- TASK PROMPT: Reproduce the records exactly.

- INPUT DATA:

········

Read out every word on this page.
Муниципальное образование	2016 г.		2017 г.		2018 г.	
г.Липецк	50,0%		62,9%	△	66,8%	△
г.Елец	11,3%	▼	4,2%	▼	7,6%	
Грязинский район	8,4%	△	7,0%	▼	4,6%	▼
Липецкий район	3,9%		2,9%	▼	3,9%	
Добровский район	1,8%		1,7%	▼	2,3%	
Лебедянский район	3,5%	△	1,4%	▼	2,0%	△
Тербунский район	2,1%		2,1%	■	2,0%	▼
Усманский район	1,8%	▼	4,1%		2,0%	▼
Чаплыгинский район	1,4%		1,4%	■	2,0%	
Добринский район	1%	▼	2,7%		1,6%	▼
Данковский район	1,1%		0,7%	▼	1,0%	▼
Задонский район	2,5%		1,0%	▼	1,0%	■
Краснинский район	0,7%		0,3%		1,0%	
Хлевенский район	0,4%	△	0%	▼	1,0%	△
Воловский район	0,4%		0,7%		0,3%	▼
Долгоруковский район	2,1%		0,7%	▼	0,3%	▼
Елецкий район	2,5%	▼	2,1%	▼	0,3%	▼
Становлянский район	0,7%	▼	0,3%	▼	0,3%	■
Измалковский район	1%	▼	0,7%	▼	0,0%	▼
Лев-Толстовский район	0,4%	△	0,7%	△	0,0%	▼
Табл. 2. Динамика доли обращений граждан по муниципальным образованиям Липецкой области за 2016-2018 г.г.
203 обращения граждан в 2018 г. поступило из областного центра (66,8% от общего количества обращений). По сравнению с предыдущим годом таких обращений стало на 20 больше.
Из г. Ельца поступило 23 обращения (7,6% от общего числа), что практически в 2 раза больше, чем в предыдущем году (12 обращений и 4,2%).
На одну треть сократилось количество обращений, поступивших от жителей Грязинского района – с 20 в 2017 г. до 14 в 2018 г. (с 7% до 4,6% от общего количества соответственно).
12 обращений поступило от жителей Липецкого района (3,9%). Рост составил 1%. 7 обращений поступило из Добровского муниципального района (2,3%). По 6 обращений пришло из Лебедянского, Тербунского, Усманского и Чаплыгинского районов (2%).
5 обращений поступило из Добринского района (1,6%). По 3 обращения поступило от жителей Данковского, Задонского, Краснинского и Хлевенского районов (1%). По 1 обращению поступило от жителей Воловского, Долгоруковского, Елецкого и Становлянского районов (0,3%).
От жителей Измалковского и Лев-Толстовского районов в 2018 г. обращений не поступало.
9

········

- EXERCISE OUTPUT:
Read out every word on this page.
Муниципальное образование	2016 г.		2017 г.		2018 г.	
г.Липецк	50,0%		62,9%	△	66,8%	△
г.Елец	11,3%	▼	4,2%	▼	7,6%	
Грязинский район	8,4%	△	7,0%	▼	4,6%	▼
Липецкий район	3,9%		2,9%	▼	3,9%	
Добровский район	1,8%		1,7%	▼	2,3%	
Лебедянский район	3,5%	△	1,4%	▼	2,0%	△
Тербунский район	2,1%		2,1%	■	2,0%	▼
Усманский район	1,8%	▼	4,1%		2,0%	▼
Чаплыгинский район	1,4%		1,4%	■	2,0%	
Добринский район	1%	▼	2,7%		1,6%	▼
Данковский район	1,1%		0,7%	▼	1,0%	▼
Задонский район	2,5%		1,0%	▼	1,0%	■
Краснинский район	0,7%		0,3%		1,0%	
Хлевенский район	0,4%	△	0%	▼	1,0%	△
Воловский район	0,4%		0,7%		0,3%	▼
Долгоруковский район	2,1%		0,7%	▼	0,3%	▼
Елецкий район	2,5%	▼	2,1%	▼	0,3%	▼
Становлянский район	0,7%	▼	0,3%	▼	0,3%	■
Измалковский район	1%	▼	0,7%	▼	0,0%	▼
Лев-Толстовский район	0,4%	△	0,7%	△	0,0%	▼
Табл. 2. Динамика доли обращений граждан по муниципальным образованиям Липецкой области за 2016-2018 г.г.
203 обращения граждан в 2018 г. поступило из областного центра (66,8% от общего количества обращений). По сравнению с предыдущим годом таких обращений стало на 20 больше.
Из г. Ельца поступило 23 обращения (7,6% от общего числа), что практически в 2 раза больше, чем в предыдущем году (12 обращений и 4,2%).
На одну треть сократилось количество обращений, поступивших от жителей Грязинского района – с 20 в 2017 г. до 14 в 2018 г. (с 7% до 4,6% от общего количества соответственно).
12 обращений поступило от жителей Липецкого района (3,9%). Рост составил 1%. 7 обращений поступило из Добровского муниципального района (2,3%). По 6 обращений пришло из Лебедянского, Тербунского, Усманского и Чаплыгинского районов (2%).
5 обращений поступило из Добринского района (1,6%). По 3 обращения поступило от жителей Данковского, Задонского, Краснинского и Хлевенского районов (1%). По 1 обращению поступило от жителей Воловского, Долгоруковского, Елецкого и Становлянского районов (0,3%).
От жителей Измалковского и Лев-Толстовского районов в 2018 г. обращений не поступало.
9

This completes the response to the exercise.